REQUIREMENTS >> Output all lines exactly.

DATASET ROWS >>
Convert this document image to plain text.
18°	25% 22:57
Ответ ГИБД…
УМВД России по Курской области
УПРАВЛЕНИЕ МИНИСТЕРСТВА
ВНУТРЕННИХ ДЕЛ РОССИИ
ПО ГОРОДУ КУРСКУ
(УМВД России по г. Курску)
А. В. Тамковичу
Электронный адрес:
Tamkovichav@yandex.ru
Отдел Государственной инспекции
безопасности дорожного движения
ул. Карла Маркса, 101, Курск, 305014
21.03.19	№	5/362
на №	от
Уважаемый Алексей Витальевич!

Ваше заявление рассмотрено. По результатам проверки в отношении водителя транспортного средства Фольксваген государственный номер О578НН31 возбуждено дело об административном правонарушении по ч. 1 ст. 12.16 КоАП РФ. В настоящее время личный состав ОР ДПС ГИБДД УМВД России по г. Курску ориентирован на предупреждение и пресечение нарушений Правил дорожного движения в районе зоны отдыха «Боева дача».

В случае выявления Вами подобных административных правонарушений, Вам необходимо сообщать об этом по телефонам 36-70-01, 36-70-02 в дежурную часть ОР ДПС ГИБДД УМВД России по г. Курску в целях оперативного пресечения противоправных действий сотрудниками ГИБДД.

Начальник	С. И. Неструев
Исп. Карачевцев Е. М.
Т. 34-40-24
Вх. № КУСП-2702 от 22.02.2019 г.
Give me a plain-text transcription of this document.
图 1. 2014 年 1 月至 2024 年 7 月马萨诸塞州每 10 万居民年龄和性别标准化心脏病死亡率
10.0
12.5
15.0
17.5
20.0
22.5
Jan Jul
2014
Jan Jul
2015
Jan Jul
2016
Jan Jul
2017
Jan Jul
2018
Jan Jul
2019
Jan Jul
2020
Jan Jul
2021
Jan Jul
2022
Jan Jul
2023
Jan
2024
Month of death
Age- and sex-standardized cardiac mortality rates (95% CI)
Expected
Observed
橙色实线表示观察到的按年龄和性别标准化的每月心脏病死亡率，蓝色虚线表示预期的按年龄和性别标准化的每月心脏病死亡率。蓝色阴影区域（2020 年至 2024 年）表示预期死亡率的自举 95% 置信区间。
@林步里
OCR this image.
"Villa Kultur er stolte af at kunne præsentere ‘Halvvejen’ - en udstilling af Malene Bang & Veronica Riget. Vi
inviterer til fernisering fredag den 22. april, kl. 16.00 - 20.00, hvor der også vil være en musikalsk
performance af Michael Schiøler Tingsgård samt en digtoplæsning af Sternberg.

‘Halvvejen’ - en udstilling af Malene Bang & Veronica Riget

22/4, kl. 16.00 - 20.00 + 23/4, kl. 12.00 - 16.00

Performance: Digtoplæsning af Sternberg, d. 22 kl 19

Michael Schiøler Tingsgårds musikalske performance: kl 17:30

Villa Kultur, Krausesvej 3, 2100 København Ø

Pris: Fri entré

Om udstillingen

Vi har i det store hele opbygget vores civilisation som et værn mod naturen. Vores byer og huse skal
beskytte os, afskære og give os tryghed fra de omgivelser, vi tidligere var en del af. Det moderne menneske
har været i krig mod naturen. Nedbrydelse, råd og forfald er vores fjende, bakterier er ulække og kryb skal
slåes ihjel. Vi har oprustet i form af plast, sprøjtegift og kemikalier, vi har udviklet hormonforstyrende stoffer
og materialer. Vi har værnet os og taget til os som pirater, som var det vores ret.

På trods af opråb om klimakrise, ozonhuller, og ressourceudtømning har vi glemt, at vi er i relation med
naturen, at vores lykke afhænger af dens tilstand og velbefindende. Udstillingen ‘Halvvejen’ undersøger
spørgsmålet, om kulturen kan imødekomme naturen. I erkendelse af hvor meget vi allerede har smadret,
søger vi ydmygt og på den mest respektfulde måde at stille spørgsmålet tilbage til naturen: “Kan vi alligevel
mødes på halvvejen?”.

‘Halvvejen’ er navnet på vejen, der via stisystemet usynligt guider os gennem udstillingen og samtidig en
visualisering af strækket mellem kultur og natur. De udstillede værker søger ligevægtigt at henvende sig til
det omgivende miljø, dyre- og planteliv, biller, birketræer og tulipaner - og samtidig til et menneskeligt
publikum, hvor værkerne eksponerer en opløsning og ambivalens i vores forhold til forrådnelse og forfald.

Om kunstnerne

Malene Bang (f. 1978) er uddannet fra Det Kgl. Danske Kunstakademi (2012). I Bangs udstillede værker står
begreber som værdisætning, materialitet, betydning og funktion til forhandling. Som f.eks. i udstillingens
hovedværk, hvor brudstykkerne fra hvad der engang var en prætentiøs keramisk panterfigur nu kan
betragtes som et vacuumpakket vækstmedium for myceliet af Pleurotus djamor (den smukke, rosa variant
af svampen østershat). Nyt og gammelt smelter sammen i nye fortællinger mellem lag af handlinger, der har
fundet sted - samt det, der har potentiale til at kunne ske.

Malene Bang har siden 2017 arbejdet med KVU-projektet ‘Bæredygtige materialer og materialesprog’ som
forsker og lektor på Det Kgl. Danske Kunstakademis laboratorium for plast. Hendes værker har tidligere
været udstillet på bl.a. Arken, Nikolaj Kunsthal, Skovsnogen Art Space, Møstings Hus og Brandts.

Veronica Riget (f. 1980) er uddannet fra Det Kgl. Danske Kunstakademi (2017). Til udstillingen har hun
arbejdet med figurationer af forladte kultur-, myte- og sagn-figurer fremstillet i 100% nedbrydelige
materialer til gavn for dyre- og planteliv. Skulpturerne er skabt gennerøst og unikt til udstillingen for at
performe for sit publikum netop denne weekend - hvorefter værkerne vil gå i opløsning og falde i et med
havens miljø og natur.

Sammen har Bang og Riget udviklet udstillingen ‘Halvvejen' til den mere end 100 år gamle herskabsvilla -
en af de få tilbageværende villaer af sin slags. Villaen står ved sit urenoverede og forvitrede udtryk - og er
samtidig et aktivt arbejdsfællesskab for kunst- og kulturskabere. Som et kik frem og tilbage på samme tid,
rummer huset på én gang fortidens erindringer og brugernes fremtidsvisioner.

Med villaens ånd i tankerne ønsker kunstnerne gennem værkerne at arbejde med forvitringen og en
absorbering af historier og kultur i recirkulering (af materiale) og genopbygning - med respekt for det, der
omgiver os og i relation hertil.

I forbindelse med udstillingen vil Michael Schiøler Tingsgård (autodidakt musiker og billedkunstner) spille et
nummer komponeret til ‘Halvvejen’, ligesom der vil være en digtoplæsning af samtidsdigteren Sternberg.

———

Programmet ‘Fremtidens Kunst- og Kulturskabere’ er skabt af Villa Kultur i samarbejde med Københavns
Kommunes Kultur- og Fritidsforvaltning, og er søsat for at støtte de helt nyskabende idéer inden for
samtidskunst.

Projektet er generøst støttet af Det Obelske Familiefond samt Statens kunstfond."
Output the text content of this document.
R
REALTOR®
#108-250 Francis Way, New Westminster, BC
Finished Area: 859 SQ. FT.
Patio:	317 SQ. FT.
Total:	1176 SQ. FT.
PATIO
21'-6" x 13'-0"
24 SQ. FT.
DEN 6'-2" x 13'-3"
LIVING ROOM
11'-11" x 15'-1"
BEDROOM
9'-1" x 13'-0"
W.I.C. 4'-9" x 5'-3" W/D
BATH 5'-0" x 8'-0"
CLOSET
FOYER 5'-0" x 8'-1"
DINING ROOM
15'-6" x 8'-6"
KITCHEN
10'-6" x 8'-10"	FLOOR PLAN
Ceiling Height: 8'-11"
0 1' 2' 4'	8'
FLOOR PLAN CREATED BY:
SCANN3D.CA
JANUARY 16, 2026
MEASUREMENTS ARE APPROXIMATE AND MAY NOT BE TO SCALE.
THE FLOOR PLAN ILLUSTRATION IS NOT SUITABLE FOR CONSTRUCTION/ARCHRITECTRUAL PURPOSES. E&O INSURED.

EXERCISE OUTPUT >>
Convert this document image to plain text.
18°	25% 22:57
Ответ ГИБД…
УМВД России по Курской области
УПРАВЛЕНИЕ МИНИСТЕРСТВА
ВНУТРЕННИХ ДЕЛ РОССИИ
ПО ГОРОДУ КУРСКУ
(УМВД России по г. Курску)
А. В. Тамковичу
Электронный адрес:
Tamkovichav@yandex.ru
Отдел Государственной инспекции
безопасности дорожного движения
ул. Карла Маркса, 101, Курск, 305014
21.03.19	№	5/362
на №	от
Уважаемый Алексей Витальевич!

Ваше заявление рассмотрено. По результатам проверки в отношении водителя транспортного средства Фольксваген государственный номер О578НН31 возбуждено дело об административном правонарушении по ч. 1 ст. 12.16 КоАП РФ. В настоящее время личный состав ОР ДПС ГИБДД УМВД России по г. Курску ориентирован на предупреждение и пресечение нарушений Правил дорожного движения в районе зоны отдыха «Боева дача».

В случае выявления Вами подобных административных правонарушений, Вам необходимо сообщать об этом по телефонам 36-70-01, 36-70-02 в дежурную часть ОР ДПС ГИБДД УМВД России по г. Курску в целях оперативного пресечения противоправных действий сотрудниками ГИБДД.

Начальник	С. И. Неструев
Исп. Карачевцев Е. М.
Т. 34-40-24
Вх. № КУСП-2702 от 22.02.2019 г.
Give me a plain-text transcription of this document.
图 1. 2014 年 1 月至 2024 年 7 月马萨诸塞州每 10 万居民年龄和性别标准化心脏病死亡率
10.0
12.5
15.0
17.5
20.0
22.5
Jan Jul
2014
Jan Jul
2015
Jan Jul
2016
Jan Jul
2017
Jan Jul
2018
Jan Jul
2019
Jan Jul
2020
Jan Jul
2021
Jan Jul
2022
Jan Jul
2023
Jan
2024
Month of death
Age- and sex-standardized cardiac mortality rates (95% CI)
Expected
Observed
橙色实线表示观察到的按年龄和性别标准化的每月心脏病死亡率，蓝色虚线表示预期的按年龄和性别标准化的每月心脏病死亡率。蓝色阴影区域（2020 年至 2024 年）表示预期死亡率的自举 95% 置信区间。
@林步里
OCR this image.
"Villa Kultur er stolte af at kunne præsentere ‘Halvvejen’ - en udstilling af Malene Bang & Veronica Riget. Vi
inviterer til fernisering fredag den 22. april, kl. 16.00 - 20.00, hvor der også vil være en musikalsk
performance af Michael Schiøler Tingsgård samt en digtoplæsning af Sternberg.

‘Halvvejen’ - en udstilling af Malene Bang & Veronica Riget

22/4, kl. 16.00 - 20.00 + 23/4, kl. 12.00 - 16.00

Performance: Digtoplæsning af Sternberg, d. 22 kl 19

Michael Schiøler Tingsgårds musikalske performance: kl 17:30

Villa Kultur, Krausesvej 3, 2100 København Ø

Pris: Fri entré

Om udstillingen

Vi har i det store hele opbygget vores civilisation som et værn mod naturen. Vores byer og huse skal
beskytte os, afskære og give os tryghed fra de omgivelser, vi tidligere var en del af. Det moderne menneske
har været i krig mod naturen. Nedbrydelse, råd og forfald er vores fjende, bakterier er ulække og kryb skal
slåes ihjel. Vi har oprustet i form af plast, sprøjtegift og kemikalier, vi har udviklet hormonforstyrende stoffer
og materialer. Vi har værnet os og taget til os som pirater, som var det vores ret.

På trods af opråb om klimakrise, ozonhuller, og ressourceudtømning har vi glemt, at vi er i relation med
naturen, at vores lykke afhænger af dens tilstand og velbefindende. Udstillingen ‘Halvvejen’ undersøger
spørgsmålet, om kulturen kan imødekomme naturen. I erkendelse af hvor meget vi allerede har smadret,
søger vi ydmygt og på den mest respektfulde måde at stille spørgsmålet tilbage til naturen: “Kan vi alligevel
mødes på halvvejen?”.

‘Halvvejen’ er navnet på vejen, der via stisystemet usynligt guider os gennem udstillingen og samtidig en
visualisering af strækket mellem kultur og natur. De udstillede værker søger ligevægtigt at henvende sig til
det omgivende miljø, dyre- og planteliv, biller, birketræer og tulipaner - og samtidig til et menneskeligt
publikum, hvor værkerne eksponerer en opløsning og ambivalens i vores forhold til forrådnelse og forfald.

Om kunstnerne

Malene Bang (f. 1978) er uddannet fra Det Kgl. Danske Kunstakademi (2012). I Bangs udstillede værker står
begreber som værdisætning, materialitet, betydning og funktion til forhandling. Som f.eks. i udstillingens
hovedværk, hvor brudstykkerne fra hvad der engang var en prætentiøs keramisk panterfigur nu kan
betragtes som et vacuumpakket vækstmedium for myceliet af Pleurotus djamor (den smukke, rosa variant
af svampen østershat). Nyt og gammelt smelter sammen i nye fortællinger mellem lag af handlinger, der har
fundet sted - samt det, der har potentiale til at kunne ske.

Malene Bang har siden 2017 arbejdet med KVU-projektet ‘Bæredygtige materialer og materialesprog’ som
forsker og lektor på Det Kgl. Danske Kunstakademis laboratorium for plast. Hendes værker har tidligere
været udstillet på bl.a. Arken, Nikolaj Kunsthal, Skovsnogen Art Space, Møstings Hus og Brandts.

Veronica Riget (f. 1980) er uddannet fra Det Kgl. Danske Kunstakademi (2017). Til udstillingen har hun
arbejdet med figurationer af forladte kultur-, myte- og sagn-figurer fremstillet i 100% nedbrydelige
materialer til gavn for dyre- og planteliv. Skulpturerne er skabt gennerøst og unikt til udstillingen for at
performe for sit publikum netop denne weekend - hvorefter værkerne vil gå i opløsning og falde i et med
havens miljø og natur.

Sammen har Bang og Riget udviklet udstillingen ‘Halvvejen' til den mere end 100 år gamle herskabsvilla -
en af de få tilbageværende villaer af sin slags. Villaen står ved sit urenoverede og forvitrede udtryk - og er
samtidig et aktivt arbejdsfællesskab for kunst- og kulturskabere. Som et kik frem og tilbage på samme tid,
rummer huset på én gang fortidens erindringer og brugernes fremtidsvisioner.

Med villaens ånd i tankerne ønsker kunstnerne gennem værkerne at arbejde med forvitringen og en
absorbering af historier og kultur i recirkulering (af materiale) og genopbygning - med respekt for det, der
omgiver os og i relation hertil.

I forbindelse med udstillingen vil Michael Schiøler Tingsgård (autodidakt musiker og billedkunstner) spille et
nummer komponeret til ‘Halvvejen’, ligesom der vil være en digtoplæsning af samtidsdigteren Sternberg.

———

Programmet ‘Fremtidens Kunst- og Kulturskabere’ er skabt af Villa Kultur i samarbejde med Københavns
Kommunes Kultur- og Fritidsforvaltning, og er søsat for at støtte de helt nyskabende idéer inden for
samtidskunst.

Projektet er generøst støttet af Det Obelske Familiefond samt Statens kunstfond."
Output the text content of this document.
R
REALTOR®
#108-250 Francis Way, New Westminster, BC
Finished Area: 859 SQ. FT.
Patio:	317 SQ. FT.
Total:	1176 SQ. FT.
PATIO
21'-6" x 13'-0"
24 SQ. FT.
DEN 6'-2" x 13'-3"
LIVING ROOM
11'-11" x 15'-1"
BEDROOM
9'-1" x 13'-0"
W.I.C. 4'-9" x 5'-3" W/D
BATH 5'-0" x 8'-0"
CLOSET
FOYER 5'-0" x 8'-1"
DINING ROOM
15'-6" x 8'-6"
KITCHEN
10'-6" x 8'-10"	FLOOR PLAN
Ceiling Height: 8'-11"
0 1' 2' 4'	8'
FLOOR PLAN CREATED BY:
SCANN3D.CA
JANUARY 16, 2026
MEASUREMENTS ARE APPROXIMATE AND MAY NOT BE TO SCALE.
THE FLOOR PLAN ILLUSTRATION IS NOT SUITABLE FOR CONSTRUCTION/ARCHRITECTRUAL PURPOSES. E&O INSURED.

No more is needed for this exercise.